(REQUIRED TASKS):
• 1. In the forum thread, how would you rewrite the paragraph beginning "I know there are a few real good air setups" more briefly, keeping its main facts?
• 2. Print every one of the records below verbatim, line for line, without changing anything.

(TEXT SHOWN):
________________

# TT's on Air, tuckin rim



## MidwestDubMafia (Sep 24, 2007)

I know there are a few real good air setups in here but i cant seem to remember anyone whose really tucked a large wheel, id love to see some tucked 19's laying frame, i know its possible







Im thinking of getting a 225 and i really want to go that route.. MikeGilbert is my insperation http://****************.com/smile/emthup.gif


----------



## Morio (Feb 16, 1999)

*Re: TT's on Air, tuckin rim (MidwestDubMafia)*

search in the air ride forum http://****************.com/smile/emthup.gif


----------



## A4 1.8 Turbo (Feb 28, 2005)

*Re: TT's on Air, tuckin rim (MidwestDubMafia)*

or search for the thread titled "slammed TT's and Agressive wheel setups" probably third or fourth page by now. a few in there are bagged.


----------



## Mattionals (Mar 9, 2005)

*Re: TT's on Air, tuckin rim (A4 1.8 Turbo)*

So far the ones that I know who are bagged are weakstyles, SoloGLI, iamraymond, and I believe soon to be Morio.

________________

(DATA FOR THIS EXERCISE):

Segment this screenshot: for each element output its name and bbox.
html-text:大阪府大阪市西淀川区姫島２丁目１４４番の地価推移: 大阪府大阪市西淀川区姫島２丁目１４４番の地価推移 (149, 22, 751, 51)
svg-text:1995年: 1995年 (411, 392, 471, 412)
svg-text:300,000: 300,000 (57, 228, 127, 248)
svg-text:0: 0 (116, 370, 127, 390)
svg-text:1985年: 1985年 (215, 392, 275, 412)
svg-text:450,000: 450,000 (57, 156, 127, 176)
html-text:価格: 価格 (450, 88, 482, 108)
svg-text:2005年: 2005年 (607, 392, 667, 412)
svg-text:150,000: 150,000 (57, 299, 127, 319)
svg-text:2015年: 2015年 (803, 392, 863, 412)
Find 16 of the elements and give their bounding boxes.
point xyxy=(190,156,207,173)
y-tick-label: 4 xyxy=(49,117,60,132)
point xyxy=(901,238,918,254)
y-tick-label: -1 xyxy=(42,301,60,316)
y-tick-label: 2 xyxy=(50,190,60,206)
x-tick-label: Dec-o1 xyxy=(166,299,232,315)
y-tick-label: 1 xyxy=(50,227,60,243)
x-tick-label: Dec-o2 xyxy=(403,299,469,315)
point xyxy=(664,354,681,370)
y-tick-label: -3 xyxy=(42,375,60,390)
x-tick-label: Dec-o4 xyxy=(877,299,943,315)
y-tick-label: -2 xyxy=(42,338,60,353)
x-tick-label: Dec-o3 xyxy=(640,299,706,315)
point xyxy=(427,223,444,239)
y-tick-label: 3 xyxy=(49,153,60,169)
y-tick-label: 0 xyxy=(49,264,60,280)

________________

(SOLUTIONS PER TASK):
• 1. The poster knows of some good air setups on the forum but can't recall anyone who has really tucked a large wheel. The poster would like to see tucked 19s laying frame and believes it can be done.

• 2.
Segment this screenshot: for each element output its name and bbox.
html-text:大阪府大阪市西淀川区姫島２丁目１４４番の地価推移: 大阪府大阪市西淀川区姫島２丁目１４４番の地価推移 (149, 22, 751, 51)
svg-text:1995年: 1995年 (411, 392, 471, 412)
svg-text:300,000: 300,000 (57, 228, 127, 248)
svg-text:0: 0 (116, 370, 127, 390)
svg-text:1985年: 1985年 (215, 392, 275, 412)
svg-text:450,000: 450,000 (57, 156, 127, 176)
html-text:価格: 価格 (450, 88, 482, 108)
svg-text:2005年: 2005年 (607, 392, 667, 412)
svg-text:150,000: 150,000 (57, 299, 127, 319)
svg-text:2015年: 2015年 (803, 392, 863, 412)
Find 16 of the elements and give their bounding boxes.
point xyxy=(190,156,207,173)
y-tick-label: 4 xyxy=(49,117,60,132)
point xyxy=(901,238,918,254)
y-tick-label: -1 xyxy=(42,301,60,316)
y-tick-label: 2 xyxy=(50,190,60,206)
x-tick-label: Dec-o1 xyxy=(166,299,232,315)
y-tick-label: 1 xyxy=(50,227,60,243)
x-tick-label: Dec-o2 xyxy=(403,299,469,315)
point xyxy=(664,354,681,370)
y-tick-label: -3 xyxy=(42,375,60,390)
x-tick-label: Dec-o4 xyxy=(877,299,943,315)
y-tick-label: -2 xyxy=(42,338,60,353)
x-tick-label: Dec-o3 xyxy=(640,299,706,315)
point xyxy=(427,223,444,239)
y-tick-label: 3 xyxy=(49,153,60,169)
y-tick-label: 0 xyxy=(49,264,60,280)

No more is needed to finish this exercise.